## Records from a collection of figures
[BEGIN]

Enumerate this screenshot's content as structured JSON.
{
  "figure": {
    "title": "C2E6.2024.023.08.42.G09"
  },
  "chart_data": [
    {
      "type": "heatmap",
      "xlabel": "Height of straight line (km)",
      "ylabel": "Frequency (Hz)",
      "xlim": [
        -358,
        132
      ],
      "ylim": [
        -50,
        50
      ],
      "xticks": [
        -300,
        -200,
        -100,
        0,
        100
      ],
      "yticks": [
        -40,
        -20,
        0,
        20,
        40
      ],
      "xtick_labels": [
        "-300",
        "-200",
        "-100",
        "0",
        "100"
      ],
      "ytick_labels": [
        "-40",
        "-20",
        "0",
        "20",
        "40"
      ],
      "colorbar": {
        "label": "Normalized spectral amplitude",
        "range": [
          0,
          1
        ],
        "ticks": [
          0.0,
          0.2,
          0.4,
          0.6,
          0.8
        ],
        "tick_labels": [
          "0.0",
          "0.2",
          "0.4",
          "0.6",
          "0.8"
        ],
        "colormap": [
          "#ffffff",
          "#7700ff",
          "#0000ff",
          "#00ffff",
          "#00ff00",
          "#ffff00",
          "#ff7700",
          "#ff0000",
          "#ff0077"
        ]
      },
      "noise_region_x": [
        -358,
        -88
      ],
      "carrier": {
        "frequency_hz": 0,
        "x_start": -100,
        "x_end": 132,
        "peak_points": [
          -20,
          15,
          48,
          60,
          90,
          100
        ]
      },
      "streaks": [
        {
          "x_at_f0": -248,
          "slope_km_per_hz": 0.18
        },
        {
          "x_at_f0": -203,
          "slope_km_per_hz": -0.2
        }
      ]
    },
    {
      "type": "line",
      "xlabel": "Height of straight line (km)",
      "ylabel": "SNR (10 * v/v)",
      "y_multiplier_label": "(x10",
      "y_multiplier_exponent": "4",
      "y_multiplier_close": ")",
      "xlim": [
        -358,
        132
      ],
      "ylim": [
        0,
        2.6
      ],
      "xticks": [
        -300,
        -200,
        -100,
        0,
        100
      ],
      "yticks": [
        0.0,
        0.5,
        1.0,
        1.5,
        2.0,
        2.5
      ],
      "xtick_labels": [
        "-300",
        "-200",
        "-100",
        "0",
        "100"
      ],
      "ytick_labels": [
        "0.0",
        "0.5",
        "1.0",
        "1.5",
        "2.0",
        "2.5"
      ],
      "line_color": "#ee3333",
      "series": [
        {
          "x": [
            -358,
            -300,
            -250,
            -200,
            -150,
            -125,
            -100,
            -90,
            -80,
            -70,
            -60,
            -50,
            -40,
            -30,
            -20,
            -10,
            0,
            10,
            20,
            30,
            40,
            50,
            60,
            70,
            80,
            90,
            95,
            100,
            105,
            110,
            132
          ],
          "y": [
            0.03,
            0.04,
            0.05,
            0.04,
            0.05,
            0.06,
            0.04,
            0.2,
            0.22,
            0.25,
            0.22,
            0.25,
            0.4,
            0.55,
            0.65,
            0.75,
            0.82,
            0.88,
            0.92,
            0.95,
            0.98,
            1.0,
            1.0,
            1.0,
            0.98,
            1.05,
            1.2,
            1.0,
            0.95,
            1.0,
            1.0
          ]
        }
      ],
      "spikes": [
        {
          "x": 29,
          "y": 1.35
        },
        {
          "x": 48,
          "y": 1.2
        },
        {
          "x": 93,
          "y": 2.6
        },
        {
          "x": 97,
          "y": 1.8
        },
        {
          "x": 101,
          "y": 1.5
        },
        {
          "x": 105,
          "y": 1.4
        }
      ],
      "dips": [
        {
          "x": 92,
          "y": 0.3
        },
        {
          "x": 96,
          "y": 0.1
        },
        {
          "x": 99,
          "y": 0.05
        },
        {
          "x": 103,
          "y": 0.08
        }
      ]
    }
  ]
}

[END]

## GOAL OF THE EXERCISE
Go through the records above and set each one down exactly, please.

## ANSWER BELOW
Enumerate this screenshot's content as structured JSON.
{
  "figure": {
    "title": "C2E6.2024.023.08.42.G09"
  },
  "chart_data": [
    {
      "type": "heatmap",
      "xlabel": "Height of straight line (km)",
      "ylabel": "Frequency (Hz)",
      "xlim": [
        -358,
        132
      ],
      "ylim": [
        -50,
        50
      ],
      "xticks": [
        -300,
        -200,
        -100,
        0,
        100
      ],
      "yticks": [
        -40,
        -20,
        0,
        20,
        40
      ],
      "xtick_labels": [
        "-300",
        "-200",
        "-100",
        "0",
        "100"
      ],
      "ytick_labels": [
        "-40",
        "-20",
        "0",
        "20",
        "40"
      ],
      "colorbar": {
        "label": "Normalized spectral amplitude",
        "range": [
          0,
          1
        ],
        "ticks": [
          0.0,
          0.2,
          0.4,
          0.6,
          0.8
        ],
        "tick_labels": [
          "0.0",
          "0.2",
          "0.4",
          "0.6",
          "0.8"
        ],
        "colormap": [
          "#ffffff",
          "#7700ff",
          "#0000ff",
          "#00ffff",
          "#00ff00",
          "#ffff00",
          "#ff7700",
          "#ff0000",
          "#ff0077"
        ]
      },
      "noise_region_x": [
        -358,
        -88
      ],
      "carrier": {
        "frequency_hz": 0,
        "x_start": -100,
        "x_end": 132,
        "peak_points": [
          -20,
          15,
          48,
          60,
          90,
          100
        ]
      },
      "streaks": [
        {
          "x_at_f0": -248,
          "slope_km_per_hz": 0.18
        },
        {
          "x_at_f0": -203,
          "slope_km_per_hz": -0.2
        }
      ]
    },
    {
      "type": "line",
      "xlabel": "Height of straight line (km)",
      "ylabel": "SNR (10 * v/v)",
      "y_multiplier_label": "(x10",
      "y_multiplier_exponent": "4",
      "y_multiplier_close": ")",
      "xlim": [
        -358,
        132
      ],
      "ylim": [
        0,
        2.6
      ],
      "xticks": [
        -300,
        -200,
        -100,
        0,
        100
      ],
      "yticks": [
        0.0,
        0.5,
        1.0,
        1.5,
        2.0,
        2.5
      ],
      "xtick_labels": [
        "-300",
        "-200",
        "-100",
        "0",
        "100"
      ],
      "ytick_labels": [
        "0.0",
        "0.5",
        "1.0",
        "1.5",
        "2.0",
        "2.5"
      ],
      "line_color": "#ee3333",
      "series": [
        {
          "x": [
            -358,
            -300,
            -250,
            -200,
            -150,
            -125,
            -100,
            -90,
            -80,
            -70,
            -60,
            -50,
            -40,
            -30,
            -20,
            -10,
            0,
            10,
            20,
            30,
            40,
            50,
            60,
            70,
            80,
            90,
            95,
            100,
            105,
            110,
            132
          ],
          "y": [
            0.03,
            0.04,
            0.05,
            0.04,
            0.05,
            0.06,
            0.04,
            0.2,
            0.22,
            0.25,
            0.22,
            0.25,
            0.4,
            0.55,
            0.65,
            0.75,
            0.82,
            0.88,
            0.92,
            0.95,
            0.98,
            1.0,
            1.0,
            1.0,
            0.98,
            1.05,
            1.2,
            1.0,
            0.95,
            1.0,
            1.0
          ]
        }
      ],
      "spikes": [
        {
          "x": 29,
          "y": 1.35
        },
        {
          "x": 48,
          "y": 1.2
        },
        {
          "x": 93,
          "y": 2.6
        },
        {
          "x": 97,
          "y": 1.8
        },
        {
          "x": 101,
          "y": 1.5
        },
        {
          "x": 105,
          "y": 1.4
        }
      ],
      "dips": [
        {
          "x": 92,
          "y": 0.3
        },
        {
          "x": 96,
          "y": 0.1
        },
        {
          "x": 99,
          "y": 0.05
        },
        {
          "x": 103,
          "y": 0.08
        }
      ]
    }
  ]
}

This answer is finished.